GOAL:
Below are records; work out how many of their lines contain "Atsūcējs" and give only that number.

Data extracted from a collection:

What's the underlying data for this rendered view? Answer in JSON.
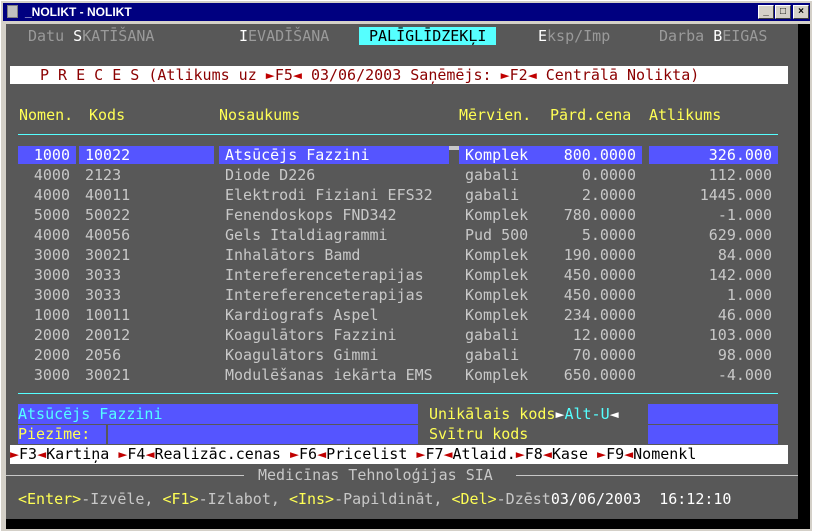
{
  "window": {
    "title": "_NOLIKT - NOLIKT",
    "btn_min": "_",
    "btn_max": "□",
    "btn_close": "×"
  },
  "menu": {
    "items": [
      {
        "pre": "Datu ",
        "hot": "S",
        "post": "KATĪŠANA"
      },
      {
        "pre": "",
        "hot": "I",
        "post": "EVADĪŠANA"
      },
      {
        "pre": "",
        "hot": "",
        "post": "PALĪGLĪDZEKĻI"
      },
      {
        "pre": "",
        "hot": "E",
        "post": "ksp/Imp"
      },
      {
        "pre": "Darba ",
        "hot": "B",
        "post": "EIGAS"
      }
    ]
  },
  "header": {
    "title": "P R E C E S",
    "balance_label": "(Atlikums uz",
    "key_f5": "F5",
    "date": "03/06/2003",
    "receiver_label": "Saņēmējs:",
    "key_f2": "F2",
    "receiver": "Centrālā Nolikta)"
  },
  "columns": [
    "Nomen.",
    "Kods",
    "Nosaukums",
    "Mērvien.",
    "Pārd.cena",
    "Atlikums"
  ],
  "rows": [
    [
      "1000",
      "10022",
      "Atsūcējs Fazzini",
      "Komplek",
      "800.0000",
      "326.000"
    ],
    [
      "4000",
      "2123",
      "Diode D226",
      "gabali",
      "0.0000",
      "112.000"
    ],
    [
      "4000",
      "40011",
      "Elektrodi Fiziani EFS32",
      "gabali",
      "2.0000",
      "1445.000"
    ],
    [
      "5000",
      "50022",
      "Fenendoskops FND342",
      "Komplek",
      "780.0000",
      "-1.000"
    ],
    [
      "4000",
      "40056",
      "Gels Italdiagrammi",
      "Pud 500",
      "5.0000",
      "629.000"
    ],
    [
      "3000",
      "30021",
      "Inhalātors Bamd",
      "Komplek",
      "190.0000",
      "84.000"
    ],
    [
      "3000",
      "3033",
      "Intereferenceterapijas",
      "Komplek",
      "450.0000",
      "142.000"
    ],
    [
      "3000",
      "3033",
      "Intereferenceterapijas",
      "Komplek",
      "450.0000",
      "1.000"
    ],
    [
      "1000",
      "10011",
      "Kardiografs Aspel",
      "Komplek",
      "234.0000",
      "46.000"
    ],
    [
      "2000",
      "20012",
      "Koagulātors Fazzini",
      "gabali",
      "12.0000",
      "103.000"
    ],
    [
      "2000",
      "2056",
      "Koagulātors Gimmi",
      "gabali",
      "70.0000",
      "98.000"
    ],
    [
      "3000",
      "30021",
      "Modulēšanas iekārta EMS",
      "Komplek",
      "650.0000",
      "-4.000"
    ]
  ],
  "detail": {
    "name": "Atsūcējs Fazzini",
    "unique_code_label": "Unikālais kods",
    "unique_code_key": "Alt-U",
    "note_label": "Piezīme:",
    "barcode_label": "Svītru kods"
  },
  "fkeys": [
    {
      "key": "F3",
      "label": "Kartiņa"
    },
    {
      "key": "F4",
      "label": "Realizāc.cenas"
    },
    {
      "key": "F6",
      "label": "Pricelist"
    },
    {
      "key": "F7",
      "label": "Atlaid."
    },
    {
      "key": "F8",
      "label": "Kase"
    },
    {
      "key": "F9",
      "label": "Nomenkl"
    }
  ],
  "company": "Medicīnas Tehnoloģijas SIA",
  "status": {
    "hints": [
      {
        "key": "<Enter>",
        "label": "-Izvēle, "
      },
      {
        "key": "<F1>",
        "label": "-Izlabot, "
      },
      {
        "key": "<Ins>",
        "label": "-Papildināt, "
      },
      {
        "key": "<Del>",
        "label": "-Dzēst"
      }
    ],
    "datetime": "03/06/2003  16:12:10"
  },
  "colors": {
    "console_bg": "#585858",
    "highlight": "#5555ff",
    "menu_active": "#55ffff",
    "header_fg": "#ffff55"
  }
}
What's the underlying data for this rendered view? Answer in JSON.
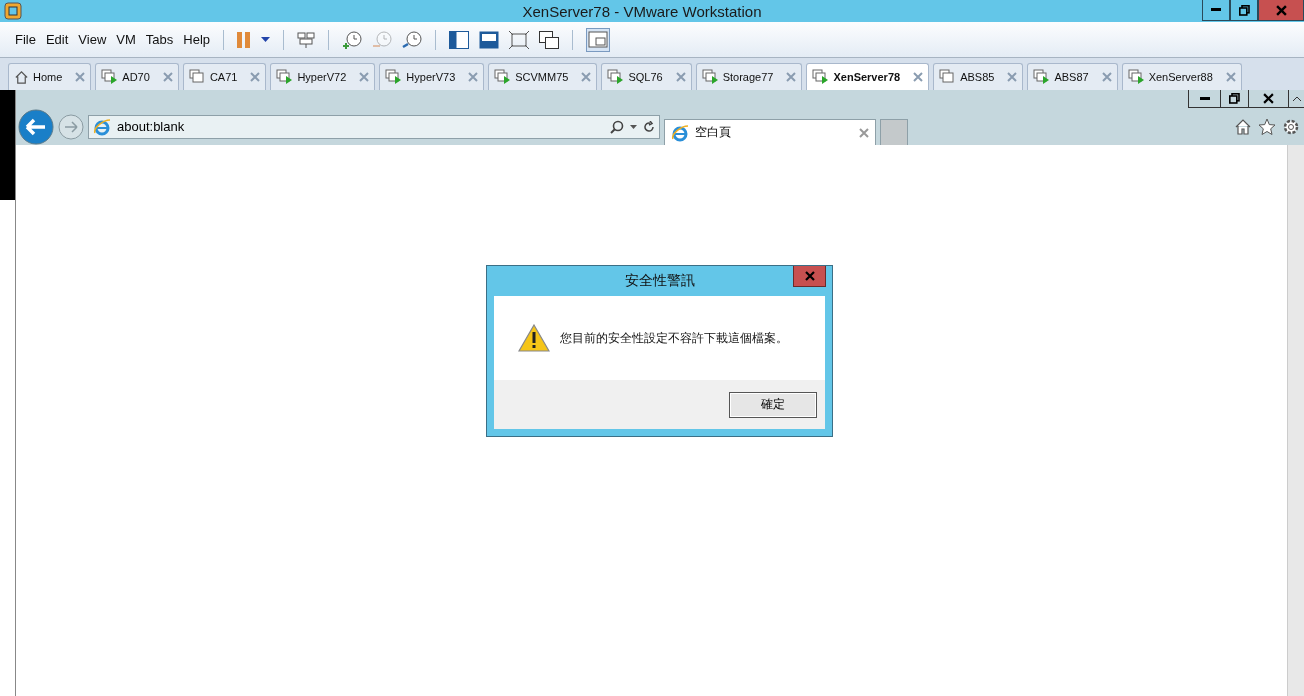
{
  "window": {
    "title": "XenServer78 - VMware Workstation"
  },
  "menu": [
    "File",
    "Edit",
    "View",
    "VM",
    "Tabs",
    "Help"
  ],
  "tabs": [
    {
      "label": "Home",
      "kind": "home",
      "selected": false
    },
    {
      "label": "AD70",
      "kind": "vm",
      "selected": false
    },
    {
      "label": "CA71",
      "kind": "vm-off",
      "selected": false
    },
    {
      "label": "HyperV72",
      "kind": "vm",
      "selected": false
    },
    {
      "label": "HyperV73",
      "kind": "vm",
      "selected": false
    },
    {
      "label": "SCVMM75",
      "kind": "vm",
      "selected": false
    },
    {
      "label": "SQL76",
      "kind": "vm",
      "selected": false
    },
    {
      "label": "Storage77",
      "kind": "vm",
      "selected": false
    },
    {
      "label": "XenServer78",
      "kind": "vm",
      "selected": true
    },
    {
      "label": "ABS85",
      "kind": "vm-off",
      "selected": false
    },
    {
      "label": "ABS87",
      "kind": "vm",
      "selected": false
    },
    {
      "label": "XenServer88",
      "kind": "vm",
      "selected": false
    }
  ],
  "browser": {
    "address": "about:blank",
    "tab_title": "空白頁"
  },
  "dialog": {
    "title": "安全性警訊",
    "message": "您目前的安全性設定不容許下載這個檔案。",
    "button": "確定"
  }
}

THE COMPLETED TASK:
2